* Begin *
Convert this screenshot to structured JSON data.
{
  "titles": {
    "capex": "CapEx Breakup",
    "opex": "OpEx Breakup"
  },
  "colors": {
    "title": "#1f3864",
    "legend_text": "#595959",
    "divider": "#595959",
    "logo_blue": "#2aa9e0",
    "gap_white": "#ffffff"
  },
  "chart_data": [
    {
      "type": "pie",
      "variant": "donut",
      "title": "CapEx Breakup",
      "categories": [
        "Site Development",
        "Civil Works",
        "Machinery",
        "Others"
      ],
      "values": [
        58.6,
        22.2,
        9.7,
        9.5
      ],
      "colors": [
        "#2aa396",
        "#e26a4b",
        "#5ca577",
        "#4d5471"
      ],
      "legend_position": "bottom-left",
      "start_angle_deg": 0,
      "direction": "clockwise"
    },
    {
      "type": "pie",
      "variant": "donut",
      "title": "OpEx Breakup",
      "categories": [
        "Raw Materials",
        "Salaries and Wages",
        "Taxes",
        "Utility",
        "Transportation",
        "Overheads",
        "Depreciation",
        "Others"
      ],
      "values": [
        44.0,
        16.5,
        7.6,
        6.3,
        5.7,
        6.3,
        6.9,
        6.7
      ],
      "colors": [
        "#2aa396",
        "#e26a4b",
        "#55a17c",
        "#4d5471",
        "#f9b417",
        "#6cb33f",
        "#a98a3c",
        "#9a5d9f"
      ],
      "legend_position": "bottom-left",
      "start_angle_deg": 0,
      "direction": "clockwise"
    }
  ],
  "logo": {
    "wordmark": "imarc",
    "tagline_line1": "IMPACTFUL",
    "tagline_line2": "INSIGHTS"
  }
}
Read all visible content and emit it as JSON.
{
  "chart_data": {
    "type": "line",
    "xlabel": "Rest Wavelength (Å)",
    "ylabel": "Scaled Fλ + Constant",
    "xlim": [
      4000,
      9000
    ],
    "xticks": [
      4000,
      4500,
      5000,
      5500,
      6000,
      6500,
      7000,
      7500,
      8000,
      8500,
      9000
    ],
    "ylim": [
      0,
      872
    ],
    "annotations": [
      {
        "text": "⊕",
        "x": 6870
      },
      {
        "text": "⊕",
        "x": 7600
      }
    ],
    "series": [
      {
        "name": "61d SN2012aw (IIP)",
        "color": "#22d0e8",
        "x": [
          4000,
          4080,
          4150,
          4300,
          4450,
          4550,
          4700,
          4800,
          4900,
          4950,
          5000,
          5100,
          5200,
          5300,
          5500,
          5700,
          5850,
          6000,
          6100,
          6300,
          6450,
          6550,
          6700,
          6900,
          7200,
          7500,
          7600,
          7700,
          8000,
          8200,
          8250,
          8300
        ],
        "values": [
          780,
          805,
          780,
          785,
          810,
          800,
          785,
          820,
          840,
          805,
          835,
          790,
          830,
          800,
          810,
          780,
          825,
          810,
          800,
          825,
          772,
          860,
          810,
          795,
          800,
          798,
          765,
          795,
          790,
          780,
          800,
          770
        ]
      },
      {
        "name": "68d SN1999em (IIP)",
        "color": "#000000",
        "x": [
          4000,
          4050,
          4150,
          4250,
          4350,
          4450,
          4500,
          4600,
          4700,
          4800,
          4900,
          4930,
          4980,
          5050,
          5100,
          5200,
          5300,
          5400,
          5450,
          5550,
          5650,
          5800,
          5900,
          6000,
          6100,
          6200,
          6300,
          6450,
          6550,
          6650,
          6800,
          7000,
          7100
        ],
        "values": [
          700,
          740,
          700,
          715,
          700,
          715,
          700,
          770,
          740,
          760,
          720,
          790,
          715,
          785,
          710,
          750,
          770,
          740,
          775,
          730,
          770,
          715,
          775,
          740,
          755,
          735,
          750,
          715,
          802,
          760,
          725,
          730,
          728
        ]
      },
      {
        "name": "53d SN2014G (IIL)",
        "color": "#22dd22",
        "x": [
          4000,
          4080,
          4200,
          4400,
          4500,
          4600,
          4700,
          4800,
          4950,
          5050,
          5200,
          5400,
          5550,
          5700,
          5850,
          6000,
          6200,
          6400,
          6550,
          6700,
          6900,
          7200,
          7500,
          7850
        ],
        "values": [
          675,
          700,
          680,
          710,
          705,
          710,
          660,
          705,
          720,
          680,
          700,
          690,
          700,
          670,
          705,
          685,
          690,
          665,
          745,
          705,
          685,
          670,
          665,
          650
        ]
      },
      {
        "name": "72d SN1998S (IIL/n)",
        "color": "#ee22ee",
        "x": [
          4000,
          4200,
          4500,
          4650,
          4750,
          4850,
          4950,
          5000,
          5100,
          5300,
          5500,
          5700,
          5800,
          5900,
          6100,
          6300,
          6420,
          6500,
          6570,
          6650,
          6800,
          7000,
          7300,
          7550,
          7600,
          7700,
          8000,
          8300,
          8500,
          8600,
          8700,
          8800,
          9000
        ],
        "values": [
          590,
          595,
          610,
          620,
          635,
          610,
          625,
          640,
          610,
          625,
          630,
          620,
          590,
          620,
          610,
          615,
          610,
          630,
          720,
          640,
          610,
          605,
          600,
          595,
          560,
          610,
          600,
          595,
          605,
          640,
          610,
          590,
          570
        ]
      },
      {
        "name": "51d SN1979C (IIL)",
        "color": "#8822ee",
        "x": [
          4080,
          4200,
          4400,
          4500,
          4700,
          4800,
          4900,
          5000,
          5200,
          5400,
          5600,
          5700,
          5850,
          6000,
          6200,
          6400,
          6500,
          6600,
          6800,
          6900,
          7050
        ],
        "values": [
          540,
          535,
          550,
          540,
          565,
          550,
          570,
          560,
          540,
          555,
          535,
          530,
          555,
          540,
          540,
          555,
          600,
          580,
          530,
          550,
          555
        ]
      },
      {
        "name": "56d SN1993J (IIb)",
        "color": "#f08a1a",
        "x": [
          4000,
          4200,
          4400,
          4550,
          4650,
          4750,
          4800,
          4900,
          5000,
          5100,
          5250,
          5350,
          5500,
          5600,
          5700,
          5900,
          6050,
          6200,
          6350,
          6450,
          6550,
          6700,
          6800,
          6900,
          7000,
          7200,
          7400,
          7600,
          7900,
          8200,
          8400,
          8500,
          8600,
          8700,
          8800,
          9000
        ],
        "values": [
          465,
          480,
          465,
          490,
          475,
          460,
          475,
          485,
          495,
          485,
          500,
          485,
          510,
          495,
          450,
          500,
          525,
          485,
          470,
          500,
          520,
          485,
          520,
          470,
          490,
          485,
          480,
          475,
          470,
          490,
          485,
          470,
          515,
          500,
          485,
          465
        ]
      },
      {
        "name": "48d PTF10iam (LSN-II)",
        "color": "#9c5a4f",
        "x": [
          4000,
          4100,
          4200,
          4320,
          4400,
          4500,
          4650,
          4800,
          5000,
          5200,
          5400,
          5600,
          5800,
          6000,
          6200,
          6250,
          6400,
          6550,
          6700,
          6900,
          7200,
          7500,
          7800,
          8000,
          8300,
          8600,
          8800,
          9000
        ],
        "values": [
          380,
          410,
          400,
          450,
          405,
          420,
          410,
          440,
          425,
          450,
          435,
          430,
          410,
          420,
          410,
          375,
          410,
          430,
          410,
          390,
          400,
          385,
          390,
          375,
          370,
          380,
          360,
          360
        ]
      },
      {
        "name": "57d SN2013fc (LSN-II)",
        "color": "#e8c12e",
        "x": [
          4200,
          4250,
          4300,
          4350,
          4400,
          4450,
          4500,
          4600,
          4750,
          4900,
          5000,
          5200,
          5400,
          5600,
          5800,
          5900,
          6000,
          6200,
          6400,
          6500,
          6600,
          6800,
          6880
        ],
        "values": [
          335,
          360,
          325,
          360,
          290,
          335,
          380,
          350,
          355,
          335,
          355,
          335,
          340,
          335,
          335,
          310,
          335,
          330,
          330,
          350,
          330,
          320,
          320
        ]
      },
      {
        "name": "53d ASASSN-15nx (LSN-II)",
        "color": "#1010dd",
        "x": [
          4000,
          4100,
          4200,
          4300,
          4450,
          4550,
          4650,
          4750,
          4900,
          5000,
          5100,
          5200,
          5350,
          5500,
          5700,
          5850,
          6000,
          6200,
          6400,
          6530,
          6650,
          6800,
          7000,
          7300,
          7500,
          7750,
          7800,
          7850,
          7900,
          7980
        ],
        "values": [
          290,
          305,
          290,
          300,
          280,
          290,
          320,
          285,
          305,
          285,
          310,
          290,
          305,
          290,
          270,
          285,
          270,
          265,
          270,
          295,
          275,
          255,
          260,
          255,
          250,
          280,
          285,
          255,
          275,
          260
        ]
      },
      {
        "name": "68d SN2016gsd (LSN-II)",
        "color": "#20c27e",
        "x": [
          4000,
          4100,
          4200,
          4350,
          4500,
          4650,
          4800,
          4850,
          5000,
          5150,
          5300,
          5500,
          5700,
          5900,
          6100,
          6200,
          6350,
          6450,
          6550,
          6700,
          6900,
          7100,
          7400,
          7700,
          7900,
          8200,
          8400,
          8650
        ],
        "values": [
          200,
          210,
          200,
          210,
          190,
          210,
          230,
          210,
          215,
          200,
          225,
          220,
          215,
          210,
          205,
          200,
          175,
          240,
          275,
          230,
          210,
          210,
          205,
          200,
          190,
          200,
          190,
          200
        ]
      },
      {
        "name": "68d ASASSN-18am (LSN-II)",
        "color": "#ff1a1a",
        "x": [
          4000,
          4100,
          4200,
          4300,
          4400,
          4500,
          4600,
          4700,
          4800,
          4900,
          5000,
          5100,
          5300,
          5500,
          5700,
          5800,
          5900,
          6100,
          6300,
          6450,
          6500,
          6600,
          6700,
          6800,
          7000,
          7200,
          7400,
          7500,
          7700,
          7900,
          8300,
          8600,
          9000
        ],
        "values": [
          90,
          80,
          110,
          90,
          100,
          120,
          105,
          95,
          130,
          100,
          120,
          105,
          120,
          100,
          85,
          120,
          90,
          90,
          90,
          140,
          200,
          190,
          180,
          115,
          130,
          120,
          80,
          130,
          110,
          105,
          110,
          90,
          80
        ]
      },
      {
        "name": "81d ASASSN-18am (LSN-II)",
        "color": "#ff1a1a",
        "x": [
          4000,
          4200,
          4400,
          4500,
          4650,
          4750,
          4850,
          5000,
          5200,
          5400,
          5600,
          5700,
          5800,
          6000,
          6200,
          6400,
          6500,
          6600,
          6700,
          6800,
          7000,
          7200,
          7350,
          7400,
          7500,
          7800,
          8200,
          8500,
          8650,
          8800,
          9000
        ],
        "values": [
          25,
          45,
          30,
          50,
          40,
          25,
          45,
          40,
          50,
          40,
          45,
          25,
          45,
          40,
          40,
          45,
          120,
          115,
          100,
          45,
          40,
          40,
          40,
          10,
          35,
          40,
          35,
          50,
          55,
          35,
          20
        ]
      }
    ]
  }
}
* End *
§ **EXERCISE BRIEF**
From the entries above, return each line with the word "JSON" in it.

§ **WRITTEN ANSWER**
Convert this screenshot to structured JSON data.
Read all visible content and emit it as JSON.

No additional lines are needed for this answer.